Pasaje proporcionado:
○ ○ ○ ○ ○ ○ ○

Aunque no se entregaba ningún premio, doctorado honoris causa ni nada parecido, hubo una laudatio final que Haefliger había encargado a Graziella Contratto (otro posible guiño a Claudio Abbado). Pródiga en bromas (dirigidas por igual a la Filarmónica de Viena, Theodor W. Adorno o Walter Benjamin) y golpes de ingenio, se prolongó quizás en exceso y se cerró con la invención de un soggeto cavato, en el que el nombre del homenajeado y la deuda de gratitud acumulada durante todos estos años (“Michael, merci”) se transformaron en notas musicales, tercera de Picardía final incluida (ci(s) = Do sostenido viniendo de La menor), que cantó primero ella en solitario y luego todo el público puesto en pie, tras lo cual se desplegó un gran cartel con estas mismas dos palabras (invirtiendo el orden) al fondo del escenario.

○ ○ ○ ○ ○ ○ ○

Lista de tareas:
(A) Copia íntegramente el pasaje sobre la laudatio final, sin alterar nada.
(B) Presenta como lista numerada, sin líneas en blanco, el tramo de los registros que comienza con la línea que contiene "share-profile-button[interactable]: Profiel delen" y termina con la que contiene "add-story-plus-icon[interactable]: + [112, 189, 144, 221]". Incluye ambas líneas y ninguna otra.

○ ○ ○ ○ ○ ○ ○

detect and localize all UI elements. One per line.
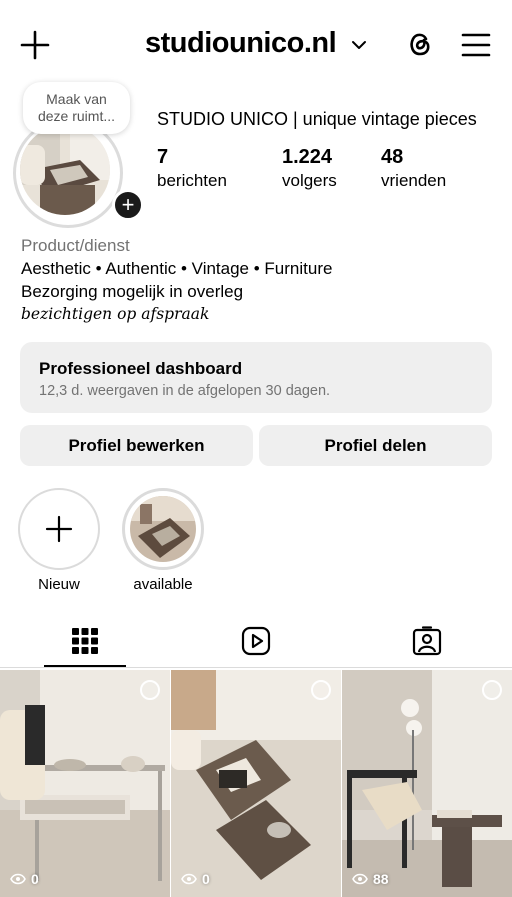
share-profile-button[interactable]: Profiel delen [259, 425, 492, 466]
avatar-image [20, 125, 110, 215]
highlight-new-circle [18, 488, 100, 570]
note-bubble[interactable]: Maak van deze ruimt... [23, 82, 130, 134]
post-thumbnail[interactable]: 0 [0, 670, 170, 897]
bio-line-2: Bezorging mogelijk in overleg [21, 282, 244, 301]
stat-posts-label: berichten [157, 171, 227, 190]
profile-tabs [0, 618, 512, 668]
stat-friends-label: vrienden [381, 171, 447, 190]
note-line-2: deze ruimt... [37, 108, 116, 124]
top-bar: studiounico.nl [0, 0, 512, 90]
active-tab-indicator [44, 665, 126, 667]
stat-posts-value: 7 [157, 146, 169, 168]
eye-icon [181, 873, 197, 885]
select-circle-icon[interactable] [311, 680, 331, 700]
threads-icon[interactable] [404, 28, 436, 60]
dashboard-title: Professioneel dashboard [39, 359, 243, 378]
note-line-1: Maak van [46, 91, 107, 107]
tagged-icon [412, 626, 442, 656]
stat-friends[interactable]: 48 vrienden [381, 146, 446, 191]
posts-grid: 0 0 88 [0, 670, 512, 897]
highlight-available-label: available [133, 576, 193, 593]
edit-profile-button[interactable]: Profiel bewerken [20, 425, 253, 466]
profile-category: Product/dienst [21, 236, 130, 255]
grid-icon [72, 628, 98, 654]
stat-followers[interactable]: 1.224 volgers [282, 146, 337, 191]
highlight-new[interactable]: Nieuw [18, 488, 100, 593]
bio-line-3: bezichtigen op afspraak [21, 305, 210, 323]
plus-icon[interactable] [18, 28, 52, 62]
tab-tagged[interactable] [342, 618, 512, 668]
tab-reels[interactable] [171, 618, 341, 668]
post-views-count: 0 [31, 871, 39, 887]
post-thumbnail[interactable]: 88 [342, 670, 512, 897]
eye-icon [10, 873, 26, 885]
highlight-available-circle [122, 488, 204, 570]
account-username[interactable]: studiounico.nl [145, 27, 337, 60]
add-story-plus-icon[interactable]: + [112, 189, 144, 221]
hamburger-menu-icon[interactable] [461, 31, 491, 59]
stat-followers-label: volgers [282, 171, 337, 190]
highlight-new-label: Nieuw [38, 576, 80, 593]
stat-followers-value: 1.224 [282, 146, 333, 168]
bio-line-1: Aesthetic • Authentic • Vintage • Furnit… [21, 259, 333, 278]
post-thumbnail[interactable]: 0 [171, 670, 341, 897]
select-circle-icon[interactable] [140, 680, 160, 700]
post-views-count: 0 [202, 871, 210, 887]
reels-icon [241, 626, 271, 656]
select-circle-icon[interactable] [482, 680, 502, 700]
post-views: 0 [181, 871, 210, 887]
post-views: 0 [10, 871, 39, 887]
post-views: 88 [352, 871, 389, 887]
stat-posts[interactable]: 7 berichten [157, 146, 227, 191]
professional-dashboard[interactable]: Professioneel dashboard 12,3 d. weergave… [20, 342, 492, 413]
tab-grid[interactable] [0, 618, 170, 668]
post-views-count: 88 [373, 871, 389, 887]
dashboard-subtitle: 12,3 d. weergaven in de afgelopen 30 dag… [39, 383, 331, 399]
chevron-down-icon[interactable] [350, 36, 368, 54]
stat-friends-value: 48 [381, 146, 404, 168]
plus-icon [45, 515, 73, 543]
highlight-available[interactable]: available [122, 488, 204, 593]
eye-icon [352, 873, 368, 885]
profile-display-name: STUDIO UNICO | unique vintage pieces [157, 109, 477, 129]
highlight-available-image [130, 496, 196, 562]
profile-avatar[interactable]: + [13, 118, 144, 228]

○ ○ ○ ○ ○ ○ ○

Resultados por tarea:
(A)
Aunque no se entregaba ningún premio, doctorado honoris causa ni nada parecido, hubo una laudatio final que Haefliger había encargado a Graziella Contratto (otro posible guiño a Claudio Abbado). Pródiga en bromas (dirigidas por igual a la Filarmónica de Viena, Theodor W. Adorno o Walter Benjamin) y golpes de ingenio, se prolongó quizás en exceso y se cerró con la invención de un soggeto cavato, en el que el nombre del homenajeado y la deuda de gratitud acumulada durante todos estos años (“Michael, merci”) se transformaron en notas musicales, tercera de Picardía final incluida (ci(s) = Do sostenido viniendo de La menor), que cantó primero ella en solitario y luego todo el público puesto en pie, tras lo cual se desplegó un gran cartel con estas mismas dos palabras (invirtiendo el orden) al fondo del escenario.

(B)
1. share-profile-button[interactable]: Profiel delen [259, 425, 492, 466]
2. avatar-image [20, 125, 110, 215]
3. highlight-new-circle [18, 488, 100, 570]
4. note-bubble[interactable]: Maak van deze ruimt... [23, 82, 130, 134]
5. post-thumbnail[interactable]: 0 [0, 670, 170, 897]
6. bio-line-2: Bezorging mogelijk in overleg [21, 282, 244, 301]
7. stat-posts-label: berichten [157, 171, 227, 190]
8. profile-tabs [0, 618, 512, 668]
9. stat-friends-label: vrienden [381, 171, 447, 190]
10. note-line-2: deze ruimt... [37, 108, 116, 124]
11. top-bar: studiounico.nl [0, 0, 512, 90]
12. active-tab-indicator [44, 665, 126, 667]
13. stat-posts-value: 7 [157, 146, 169, 168]
14. eye-icon [181, 873, 197, 885]
15. select-circle-icon[interactable] [311, 680, 331, 700]
16. threads-icon[interactable] [404, 28, 436, 60]
17. dashboard-title: Professioneel dashboard [39, 359, 243, 378]
18. note-line-1: Maak van [46, 91, 107, 107]
19. tagged-icon [412, 626, 442, 656]
20. stat-friends[interactable]: 48 vrienden [381, 146, 446, 191]
21. posts-grid: 0 0 88 [0, 670, 512, 897]
22. highlight-available-label: available [133, 576, 193, 593]
23. edit-profile-button[interactable]: Profiel bewerken [20, 425, 253, 466]
24. profile-category: Product/dienst [21, 236, 130, 255]
25. grid-icon [72, 628, 98, 654]
26. stat-followers[interactable]: 1.224 volgers [282, 146, 337, 191]
27. highlight-new[interactable]: Nieuw [18, 488, 100, 593]
28. bio-line-3: bezichtigen op afspraak [21, 305, 210, 323]
29. plus-icon[interactable] [18, 28, 52, 62]
30. tab-tagged[interactable] [342, 618, 512, 668]
31. tab-reels[interactable] [171, 618, 341, 668]
32. post-views-count: 0 [31, 871, 39, 887]
33. post-thumbnail[interactable]: 88 [342, 670, 512, 897]
34. eye-icon [10, 873, 26, 885]
35. highlight-available-circle [122, 488, 204, 570]
36. account-username[interactable]: studiounico.nl [145, 27, 337, 60]
37. add-story-plus-icon[interactable]: + [112, 189, 144, 221]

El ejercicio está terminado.